**Prompt:**
Count how many lines in this material contain "Smart". The answer is that number alone.

**Information supplied:**
··········

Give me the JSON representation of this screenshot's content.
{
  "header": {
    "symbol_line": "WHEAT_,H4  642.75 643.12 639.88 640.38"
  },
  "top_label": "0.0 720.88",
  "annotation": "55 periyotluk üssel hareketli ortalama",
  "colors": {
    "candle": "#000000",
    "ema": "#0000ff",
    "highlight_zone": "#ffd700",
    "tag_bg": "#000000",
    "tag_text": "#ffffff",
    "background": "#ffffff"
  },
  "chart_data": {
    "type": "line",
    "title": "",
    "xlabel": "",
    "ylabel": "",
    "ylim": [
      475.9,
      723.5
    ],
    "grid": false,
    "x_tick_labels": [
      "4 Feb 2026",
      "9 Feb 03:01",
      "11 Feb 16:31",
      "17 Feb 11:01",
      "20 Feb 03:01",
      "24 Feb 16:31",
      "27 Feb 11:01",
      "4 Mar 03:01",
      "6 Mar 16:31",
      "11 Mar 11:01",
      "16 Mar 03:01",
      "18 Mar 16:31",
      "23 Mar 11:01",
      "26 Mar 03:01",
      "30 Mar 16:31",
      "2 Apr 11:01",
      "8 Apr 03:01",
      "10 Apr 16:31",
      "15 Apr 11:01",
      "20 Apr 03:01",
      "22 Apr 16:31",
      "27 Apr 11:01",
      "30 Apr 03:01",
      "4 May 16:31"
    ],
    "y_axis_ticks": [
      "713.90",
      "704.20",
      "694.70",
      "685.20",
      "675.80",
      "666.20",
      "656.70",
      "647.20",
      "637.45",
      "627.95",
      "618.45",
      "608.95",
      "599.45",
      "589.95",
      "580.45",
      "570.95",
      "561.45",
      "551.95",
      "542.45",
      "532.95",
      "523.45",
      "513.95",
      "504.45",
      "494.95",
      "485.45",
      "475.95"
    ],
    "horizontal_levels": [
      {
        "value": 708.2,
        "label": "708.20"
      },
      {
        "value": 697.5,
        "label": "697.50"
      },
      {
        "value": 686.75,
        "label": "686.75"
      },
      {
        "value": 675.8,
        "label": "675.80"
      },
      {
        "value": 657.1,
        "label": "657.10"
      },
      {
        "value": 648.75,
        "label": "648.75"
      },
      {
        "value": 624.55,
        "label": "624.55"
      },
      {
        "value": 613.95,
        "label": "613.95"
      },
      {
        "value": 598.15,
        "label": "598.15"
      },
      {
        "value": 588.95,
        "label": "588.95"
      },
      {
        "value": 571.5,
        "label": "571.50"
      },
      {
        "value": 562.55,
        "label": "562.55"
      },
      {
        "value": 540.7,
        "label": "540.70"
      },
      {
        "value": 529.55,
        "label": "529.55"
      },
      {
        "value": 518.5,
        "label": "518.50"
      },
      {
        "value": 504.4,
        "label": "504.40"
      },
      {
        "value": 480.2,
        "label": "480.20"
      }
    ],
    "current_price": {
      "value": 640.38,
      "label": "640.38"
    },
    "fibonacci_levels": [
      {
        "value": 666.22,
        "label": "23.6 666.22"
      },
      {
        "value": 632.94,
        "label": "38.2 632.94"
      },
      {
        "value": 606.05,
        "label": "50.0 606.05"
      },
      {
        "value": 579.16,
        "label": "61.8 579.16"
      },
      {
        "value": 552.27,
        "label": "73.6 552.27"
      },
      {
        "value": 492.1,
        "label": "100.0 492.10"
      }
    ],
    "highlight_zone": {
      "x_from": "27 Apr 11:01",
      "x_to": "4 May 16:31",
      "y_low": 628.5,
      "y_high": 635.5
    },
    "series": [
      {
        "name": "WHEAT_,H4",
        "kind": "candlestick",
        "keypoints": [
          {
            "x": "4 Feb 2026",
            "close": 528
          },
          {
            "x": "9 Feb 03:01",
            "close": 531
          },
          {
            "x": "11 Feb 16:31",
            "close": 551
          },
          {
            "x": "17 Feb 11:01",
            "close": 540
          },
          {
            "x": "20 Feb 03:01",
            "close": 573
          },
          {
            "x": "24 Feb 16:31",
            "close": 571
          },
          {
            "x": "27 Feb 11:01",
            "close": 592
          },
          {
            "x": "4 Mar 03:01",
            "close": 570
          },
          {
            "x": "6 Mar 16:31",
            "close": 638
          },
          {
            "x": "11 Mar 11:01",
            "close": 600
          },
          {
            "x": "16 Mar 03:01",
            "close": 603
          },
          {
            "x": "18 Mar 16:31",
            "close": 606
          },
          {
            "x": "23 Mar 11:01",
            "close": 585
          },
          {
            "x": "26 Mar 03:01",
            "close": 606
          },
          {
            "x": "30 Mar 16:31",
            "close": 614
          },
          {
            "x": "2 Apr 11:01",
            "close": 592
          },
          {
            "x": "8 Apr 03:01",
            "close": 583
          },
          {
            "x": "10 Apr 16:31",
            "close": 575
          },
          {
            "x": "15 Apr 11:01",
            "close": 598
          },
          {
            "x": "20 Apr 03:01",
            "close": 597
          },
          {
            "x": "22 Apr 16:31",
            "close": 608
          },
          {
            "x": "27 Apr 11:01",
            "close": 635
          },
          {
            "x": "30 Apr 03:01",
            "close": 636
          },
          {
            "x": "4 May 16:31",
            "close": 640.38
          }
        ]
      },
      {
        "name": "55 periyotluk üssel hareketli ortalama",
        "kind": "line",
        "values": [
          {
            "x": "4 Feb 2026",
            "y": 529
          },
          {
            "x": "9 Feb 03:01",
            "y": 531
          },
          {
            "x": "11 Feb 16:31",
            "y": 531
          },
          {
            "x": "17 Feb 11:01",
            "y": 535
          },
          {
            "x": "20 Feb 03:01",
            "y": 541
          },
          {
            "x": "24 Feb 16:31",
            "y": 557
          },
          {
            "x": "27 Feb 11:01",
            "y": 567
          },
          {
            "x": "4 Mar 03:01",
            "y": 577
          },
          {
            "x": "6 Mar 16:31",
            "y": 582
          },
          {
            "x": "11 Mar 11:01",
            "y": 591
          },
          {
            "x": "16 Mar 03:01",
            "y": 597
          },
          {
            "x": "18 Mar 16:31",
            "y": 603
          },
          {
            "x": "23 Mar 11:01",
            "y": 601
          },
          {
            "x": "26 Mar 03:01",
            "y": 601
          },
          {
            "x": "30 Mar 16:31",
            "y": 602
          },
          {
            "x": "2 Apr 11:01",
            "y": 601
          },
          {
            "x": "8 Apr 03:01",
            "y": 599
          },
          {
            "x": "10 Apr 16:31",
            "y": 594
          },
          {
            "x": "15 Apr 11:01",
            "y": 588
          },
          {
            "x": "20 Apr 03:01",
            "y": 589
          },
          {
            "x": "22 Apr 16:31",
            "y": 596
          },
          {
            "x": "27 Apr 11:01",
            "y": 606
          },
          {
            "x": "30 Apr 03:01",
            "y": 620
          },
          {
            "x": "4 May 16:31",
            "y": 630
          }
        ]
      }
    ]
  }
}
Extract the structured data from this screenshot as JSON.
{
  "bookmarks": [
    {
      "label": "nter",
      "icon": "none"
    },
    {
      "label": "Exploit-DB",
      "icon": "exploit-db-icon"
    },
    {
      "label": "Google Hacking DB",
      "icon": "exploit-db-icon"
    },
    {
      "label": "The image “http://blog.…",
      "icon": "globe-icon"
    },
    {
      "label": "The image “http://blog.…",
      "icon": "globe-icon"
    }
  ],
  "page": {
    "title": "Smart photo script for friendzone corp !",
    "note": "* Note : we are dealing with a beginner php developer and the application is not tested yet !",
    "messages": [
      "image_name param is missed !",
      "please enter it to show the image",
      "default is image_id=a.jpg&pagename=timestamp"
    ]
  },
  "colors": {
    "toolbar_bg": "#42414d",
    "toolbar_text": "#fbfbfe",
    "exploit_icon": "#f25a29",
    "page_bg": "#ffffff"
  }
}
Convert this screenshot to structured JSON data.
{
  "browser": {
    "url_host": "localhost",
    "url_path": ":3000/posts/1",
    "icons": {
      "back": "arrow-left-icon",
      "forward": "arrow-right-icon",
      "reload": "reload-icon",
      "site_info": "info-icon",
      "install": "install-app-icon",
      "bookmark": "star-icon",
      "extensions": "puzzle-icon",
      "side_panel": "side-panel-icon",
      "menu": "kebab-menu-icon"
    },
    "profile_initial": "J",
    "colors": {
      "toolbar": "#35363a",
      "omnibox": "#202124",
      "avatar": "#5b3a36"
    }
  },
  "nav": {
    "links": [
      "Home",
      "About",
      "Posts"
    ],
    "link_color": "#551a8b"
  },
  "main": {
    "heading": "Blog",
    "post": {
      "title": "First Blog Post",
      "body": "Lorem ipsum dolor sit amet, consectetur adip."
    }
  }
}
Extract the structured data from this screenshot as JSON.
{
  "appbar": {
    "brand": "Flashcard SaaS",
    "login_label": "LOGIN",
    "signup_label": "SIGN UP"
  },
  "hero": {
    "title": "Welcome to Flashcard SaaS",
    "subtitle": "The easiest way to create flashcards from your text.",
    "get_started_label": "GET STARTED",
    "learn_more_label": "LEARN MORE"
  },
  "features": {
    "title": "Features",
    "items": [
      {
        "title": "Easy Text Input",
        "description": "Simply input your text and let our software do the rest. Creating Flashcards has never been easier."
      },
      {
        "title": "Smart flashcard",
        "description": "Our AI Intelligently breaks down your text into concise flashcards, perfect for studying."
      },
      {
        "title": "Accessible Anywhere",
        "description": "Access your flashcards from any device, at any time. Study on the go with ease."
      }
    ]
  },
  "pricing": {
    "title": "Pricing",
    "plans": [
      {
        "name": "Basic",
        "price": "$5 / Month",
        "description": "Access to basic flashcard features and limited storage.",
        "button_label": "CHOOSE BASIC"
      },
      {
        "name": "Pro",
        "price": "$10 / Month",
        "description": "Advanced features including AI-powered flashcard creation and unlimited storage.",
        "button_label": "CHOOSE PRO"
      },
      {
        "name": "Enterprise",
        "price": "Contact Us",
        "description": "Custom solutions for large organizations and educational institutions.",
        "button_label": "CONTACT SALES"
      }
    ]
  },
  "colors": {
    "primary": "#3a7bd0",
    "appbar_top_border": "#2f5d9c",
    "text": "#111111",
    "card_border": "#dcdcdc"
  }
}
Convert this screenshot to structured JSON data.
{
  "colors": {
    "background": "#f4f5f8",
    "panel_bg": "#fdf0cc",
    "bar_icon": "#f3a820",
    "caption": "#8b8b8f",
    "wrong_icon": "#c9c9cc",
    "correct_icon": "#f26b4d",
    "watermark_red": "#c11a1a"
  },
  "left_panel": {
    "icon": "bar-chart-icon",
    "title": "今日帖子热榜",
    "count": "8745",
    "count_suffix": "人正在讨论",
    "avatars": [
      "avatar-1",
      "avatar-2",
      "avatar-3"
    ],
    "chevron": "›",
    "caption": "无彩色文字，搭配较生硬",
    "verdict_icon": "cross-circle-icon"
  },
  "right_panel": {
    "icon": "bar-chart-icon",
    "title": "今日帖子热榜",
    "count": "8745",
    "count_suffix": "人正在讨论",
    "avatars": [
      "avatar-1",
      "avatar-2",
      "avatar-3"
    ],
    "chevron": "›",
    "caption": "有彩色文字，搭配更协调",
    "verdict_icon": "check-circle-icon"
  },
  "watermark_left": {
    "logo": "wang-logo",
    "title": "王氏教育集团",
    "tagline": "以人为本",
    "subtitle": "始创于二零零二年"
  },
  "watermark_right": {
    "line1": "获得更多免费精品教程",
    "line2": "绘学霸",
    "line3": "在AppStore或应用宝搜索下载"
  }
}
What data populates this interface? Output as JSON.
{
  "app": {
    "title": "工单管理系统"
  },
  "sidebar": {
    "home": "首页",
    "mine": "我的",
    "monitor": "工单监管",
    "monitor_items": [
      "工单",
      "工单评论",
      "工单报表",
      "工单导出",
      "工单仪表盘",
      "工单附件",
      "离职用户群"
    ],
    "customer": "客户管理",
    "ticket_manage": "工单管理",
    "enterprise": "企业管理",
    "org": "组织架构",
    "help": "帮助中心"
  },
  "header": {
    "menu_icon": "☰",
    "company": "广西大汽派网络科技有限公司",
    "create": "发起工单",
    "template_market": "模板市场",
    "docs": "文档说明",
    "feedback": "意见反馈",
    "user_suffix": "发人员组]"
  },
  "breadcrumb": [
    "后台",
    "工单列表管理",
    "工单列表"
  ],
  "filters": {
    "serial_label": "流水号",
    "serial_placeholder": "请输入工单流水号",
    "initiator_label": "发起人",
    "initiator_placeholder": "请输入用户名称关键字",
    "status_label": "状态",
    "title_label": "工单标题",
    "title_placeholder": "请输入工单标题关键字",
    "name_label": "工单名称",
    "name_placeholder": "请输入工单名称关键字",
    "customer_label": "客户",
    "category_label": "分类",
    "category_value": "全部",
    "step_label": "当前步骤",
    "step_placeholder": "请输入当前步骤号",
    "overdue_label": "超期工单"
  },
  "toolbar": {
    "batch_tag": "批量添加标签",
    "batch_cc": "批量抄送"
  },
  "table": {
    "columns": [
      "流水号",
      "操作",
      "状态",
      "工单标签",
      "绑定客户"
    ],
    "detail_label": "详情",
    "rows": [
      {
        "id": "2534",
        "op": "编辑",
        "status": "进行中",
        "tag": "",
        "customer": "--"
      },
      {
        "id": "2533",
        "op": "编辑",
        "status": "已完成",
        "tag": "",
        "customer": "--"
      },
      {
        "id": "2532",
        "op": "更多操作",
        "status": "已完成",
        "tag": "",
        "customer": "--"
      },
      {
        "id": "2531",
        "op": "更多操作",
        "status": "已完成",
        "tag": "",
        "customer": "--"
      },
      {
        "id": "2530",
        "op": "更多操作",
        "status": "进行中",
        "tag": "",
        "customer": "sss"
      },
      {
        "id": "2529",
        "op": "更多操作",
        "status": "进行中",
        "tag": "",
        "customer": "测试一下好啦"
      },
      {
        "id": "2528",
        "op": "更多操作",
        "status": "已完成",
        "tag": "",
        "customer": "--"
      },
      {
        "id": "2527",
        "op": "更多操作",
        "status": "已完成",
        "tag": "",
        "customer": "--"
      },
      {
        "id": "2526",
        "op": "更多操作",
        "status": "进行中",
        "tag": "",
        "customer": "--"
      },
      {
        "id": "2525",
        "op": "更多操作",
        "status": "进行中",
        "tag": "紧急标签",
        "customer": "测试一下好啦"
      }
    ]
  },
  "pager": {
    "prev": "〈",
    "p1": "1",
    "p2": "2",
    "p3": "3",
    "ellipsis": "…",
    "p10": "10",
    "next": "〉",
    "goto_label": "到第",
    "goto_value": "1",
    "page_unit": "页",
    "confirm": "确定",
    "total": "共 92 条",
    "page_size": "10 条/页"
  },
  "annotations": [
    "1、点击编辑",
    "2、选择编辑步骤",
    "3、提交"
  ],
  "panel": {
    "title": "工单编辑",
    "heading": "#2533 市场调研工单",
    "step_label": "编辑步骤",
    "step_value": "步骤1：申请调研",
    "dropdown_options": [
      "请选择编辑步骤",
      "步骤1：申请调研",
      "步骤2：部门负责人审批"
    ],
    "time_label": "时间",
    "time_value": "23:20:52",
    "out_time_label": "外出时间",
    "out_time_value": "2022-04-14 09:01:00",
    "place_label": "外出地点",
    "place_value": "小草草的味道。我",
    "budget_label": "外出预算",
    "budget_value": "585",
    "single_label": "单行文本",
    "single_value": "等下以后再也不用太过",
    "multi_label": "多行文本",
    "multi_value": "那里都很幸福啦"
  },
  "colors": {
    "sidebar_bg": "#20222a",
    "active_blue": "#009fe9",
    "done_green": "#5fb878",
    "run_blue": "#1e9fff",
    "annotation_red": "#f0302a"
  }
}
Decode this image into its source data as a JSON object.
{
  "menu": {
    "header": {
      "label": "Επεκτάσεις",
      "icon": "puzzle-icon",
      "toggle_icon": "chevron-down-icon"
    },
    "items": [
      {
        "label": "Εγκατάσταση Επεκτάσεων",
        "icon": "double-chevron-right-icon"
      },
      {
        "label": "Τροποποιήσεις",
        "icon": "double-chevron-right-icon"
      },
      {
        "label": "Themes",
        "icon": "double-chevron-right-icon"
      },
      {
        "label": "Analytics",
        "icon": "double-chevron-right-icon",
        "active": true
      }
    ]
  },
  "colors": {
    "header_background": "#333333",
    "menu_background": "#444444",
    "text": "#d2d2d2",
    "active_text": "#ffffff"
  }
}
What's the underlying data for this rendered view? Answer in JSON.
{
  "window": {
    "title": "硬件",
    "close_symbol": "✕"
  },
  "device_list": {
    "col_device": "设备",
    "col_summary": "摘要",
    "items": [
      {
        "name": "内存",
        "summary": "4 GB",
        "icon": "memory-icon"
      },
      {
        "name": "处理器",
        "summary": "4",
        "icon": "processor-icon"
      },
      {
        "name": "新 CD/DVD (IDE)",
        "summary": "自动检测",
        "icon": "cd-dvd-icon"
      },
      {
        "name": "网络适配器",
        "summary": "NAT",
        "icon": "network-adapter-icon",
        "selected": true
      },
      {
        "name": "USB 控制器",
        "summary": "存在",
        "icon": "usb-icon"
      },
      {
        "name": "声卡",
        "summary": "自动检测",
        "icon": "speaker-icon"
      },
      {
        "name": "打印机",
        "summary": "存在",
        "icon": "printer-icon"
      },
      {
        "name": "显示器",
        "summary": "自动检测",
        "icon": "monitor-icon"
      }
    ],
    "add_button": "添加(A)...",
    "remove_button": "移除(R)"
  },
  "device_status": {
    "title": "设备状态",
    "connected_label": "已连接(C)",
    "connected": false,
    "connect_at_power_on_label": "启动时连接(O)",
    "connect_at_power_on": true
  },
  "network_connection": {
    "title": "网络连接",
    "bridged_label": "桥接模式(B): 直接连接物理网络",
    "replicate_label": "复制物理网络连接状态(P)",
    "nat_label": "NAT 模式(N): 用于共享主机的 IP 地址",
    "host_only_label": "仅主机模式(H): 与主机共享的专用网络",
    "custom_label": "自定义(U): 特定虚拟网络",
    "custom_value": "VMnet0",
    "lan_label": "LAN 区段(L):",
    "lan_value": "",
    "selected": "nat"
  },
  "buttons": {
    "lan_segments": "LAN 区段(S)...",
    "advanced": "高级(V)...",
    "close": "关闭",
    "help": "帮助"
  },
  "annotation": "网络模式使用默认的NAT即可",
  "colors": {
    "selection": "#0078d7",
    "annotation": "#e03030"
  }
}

··········

**Exercise result:**
2